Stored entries
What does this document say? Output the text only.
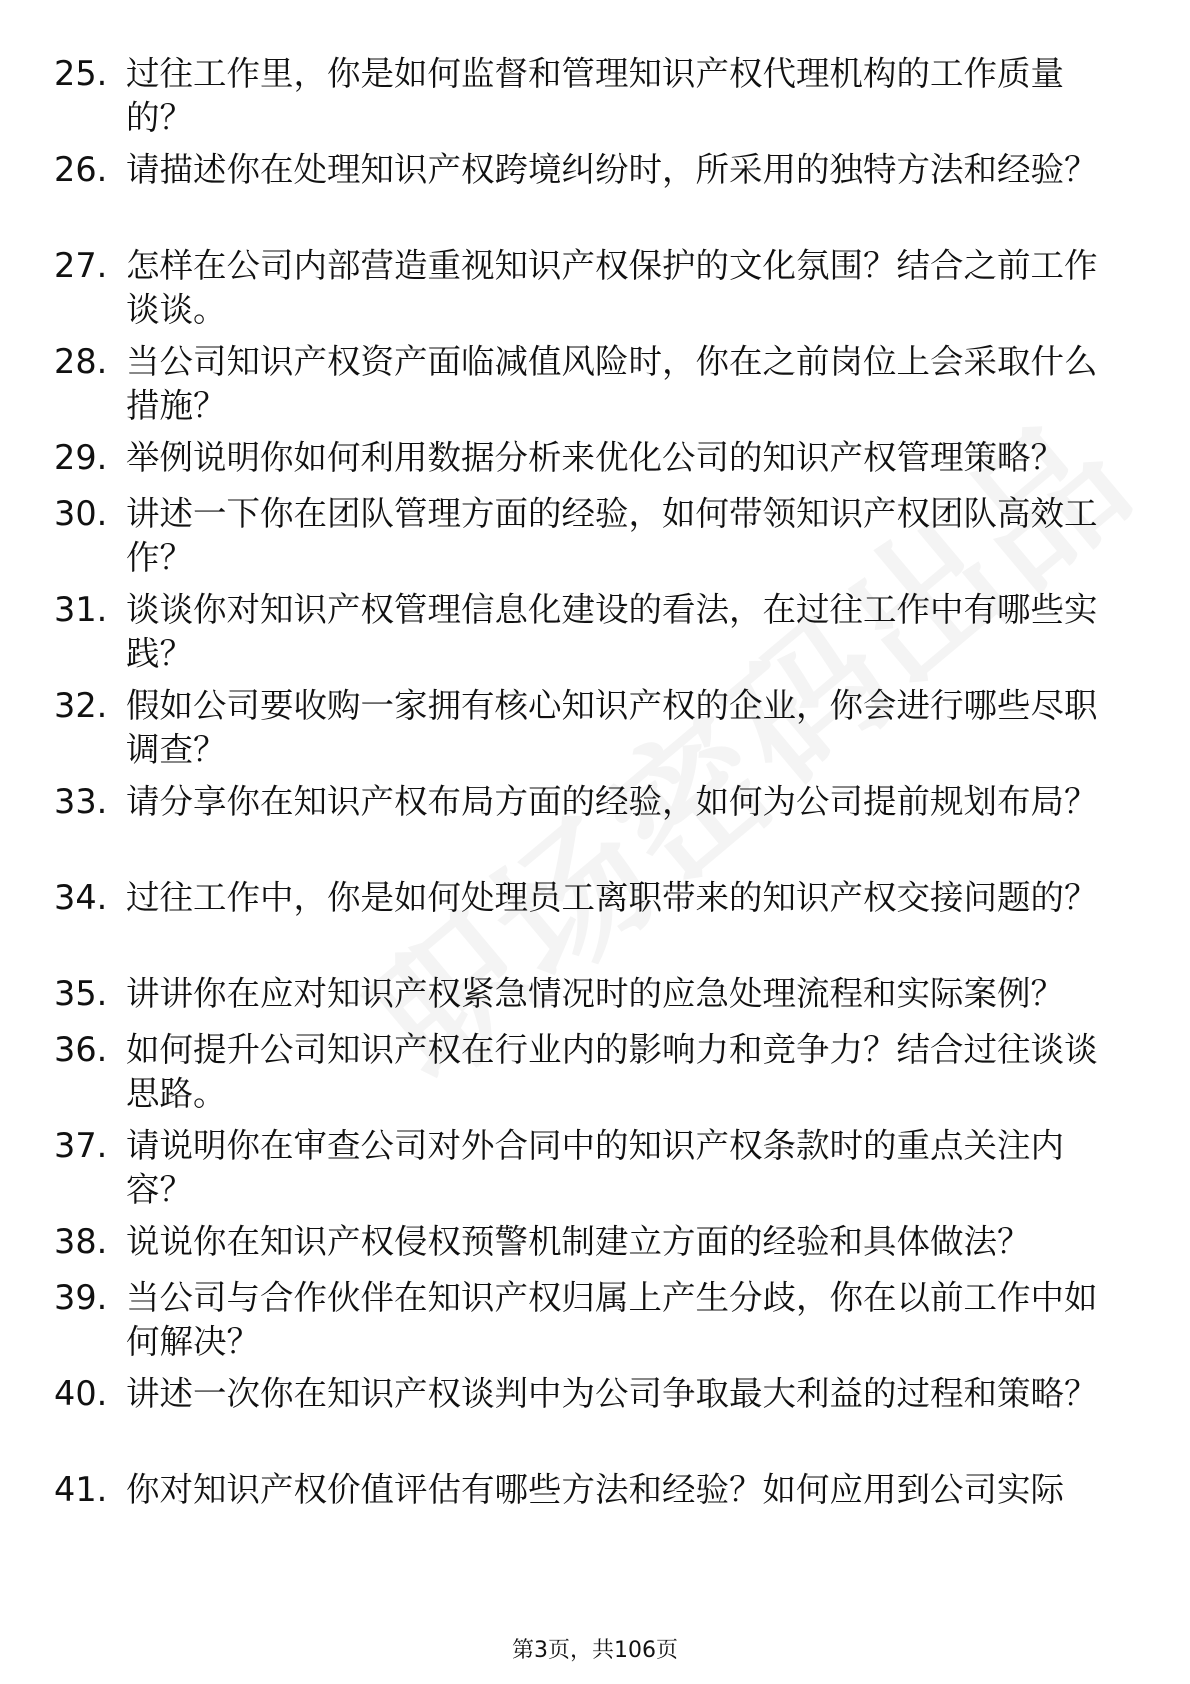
25. 过往工作里，你是如何监督和管理知识产权代理机构的工作质量的？
26. 请描述你在处理知识产权跨境纠纷时，所采用的独特方法和经验？
27. 怎样在公司内部营造重视知识产权保护的文化氛围？结合之前工作谈谈。
28. 当公司知识产权资产面临减值风险时，你在之前岗位上会采取什么措施？
29. 举例说明你如何利用数据分析来优化公司的知识产权管理策略？
30. 讲述一下你在团队管理方面的经验，如何带领知识产权团队高效工作？
31. 谈谈你对知识产权管理信息化建设的看法，在过往工作中有哪些实践？
32. 假如公司要收购一家拥有核心知识产权的企业，你会进行哪些尽职调查？
33. 请分享你在知识产权布局方面的经验，如何为公司提前规划布局？
34. 过往工作中，你是如何处理员工离职带来的知识产权交接问题的？
35. 讲讲你在应对知识产权紧急情况时的应急处理流程和实际案例？
36. 如何提升公司知识产权在行业内的影响力和竞争力？结合过往谈谈思路。
37. 请说明你在审查公司对外合同中的知识产权条款时的重点关注内容？
38. 说说你在知识产权侵权预警机制建立方面的经验和具体做法？
39. 当公司与合作伙伴在知识产权归属上产生分歧，你在以前工作中如何解决？
40. 讲述一次你在知识产权谈判中为公司争取最大利益的过程和策略？
41. 你对知识产权价值评估有哪些方法和经验？如何应用到公司实际
第3页，共106页
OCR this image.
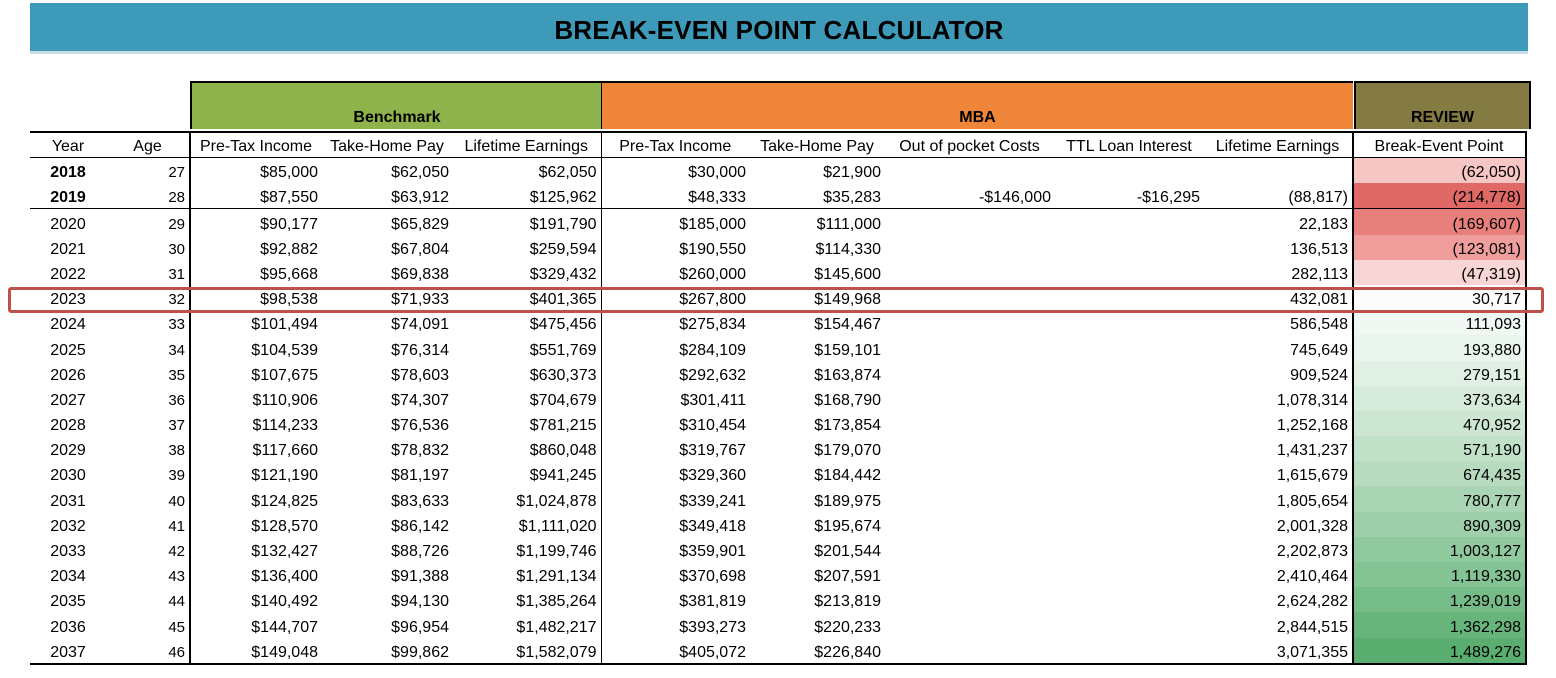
BREAK-EVEN POINT CALCULATOR
Benchmark	MBA	REVIEW
Year	Age	Pre-Tax Income	Take-Home Pay	Lifetime Earnings	Pre-Tax Income	Take-Home Pay	Out of pocket Costs	TTL Loan Interest	Lifetime Earnings	Break-Event Point
2018	27	$85,000	$62,050	$62,050	$30,000	$21,900				(62,050)
2019	28	$87,550	$63,912	$125,962	$48,333	$35,283	-$146,000	-$16,295	(88,817)	(214,778)
2020	29	$90,177	$65,829	$191,790	$185,000	$111,000			22,183	(169,607)
2021	30	$92,882	$67,804	$259,594	$190,550	$114,330			136,513	(123,081)
2022	31	$95,668	$69,838	$329,432	$260,000	$145,600			282,113	(47,319)
2023	32	$98,538	$71,933	$401,365	$267,800	$149,968			432,081	30,717
2024	33	$101,494	$74,091	$475,456	$275,834	$154,467			586,548	111,093
2025	34	$104,539	$76,314	$551,769	$284,109	$159,101			745,649	193,880
2026	35	$107,675	$78,603	$630,373	$292,632	$163,874			909,524	279,151
2027	36	$110,906	$74,307	$704,679	$301,411	$168,790			1,078,314	373,634
2028	37	$114,233	$76,536	$781,215	$310,454	$173,854			1,252,168	470,952
2029	38	$117,660	$78,832	$860,048	$319,767	$179,070			1,431,237	571,190
2030	39	$121,190	$81,197	$941,245	$329,360	$184,442			1,615,679	674,435
2031	40	$124,825	$83,633	$1,024,878	$339,241	$189,975			1,805,654	780,777
2032	41	$128,570	$86,142	$1,111,020	$349,418	$195,674			2,001,328	890,309
2033	42	$132,427	$88,726	$1,199,746	$359,901	$201,544			2,202,873	1,003,127
2034	43	$136,400	$91,388	$1,291,134	$370,698	$207,591			2,410,464	1,119,330
2035	44	$140,492	$94,130	$1,385,264	$381,819	$213,819			2,624,282	1,239,019
2036	45	$144,707	$96,954	$1,482,217	$393,273	$220,233			2,844,515	1,362,298
2037	46	$149,048	$99,862	$1,582,079	$405,072	$226,840			3,071,355	1,489,276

**Written task**. Write out every line of the entries that holds the word "this".

**Solution**.
What does this document say? Output the text only.
OCR this image.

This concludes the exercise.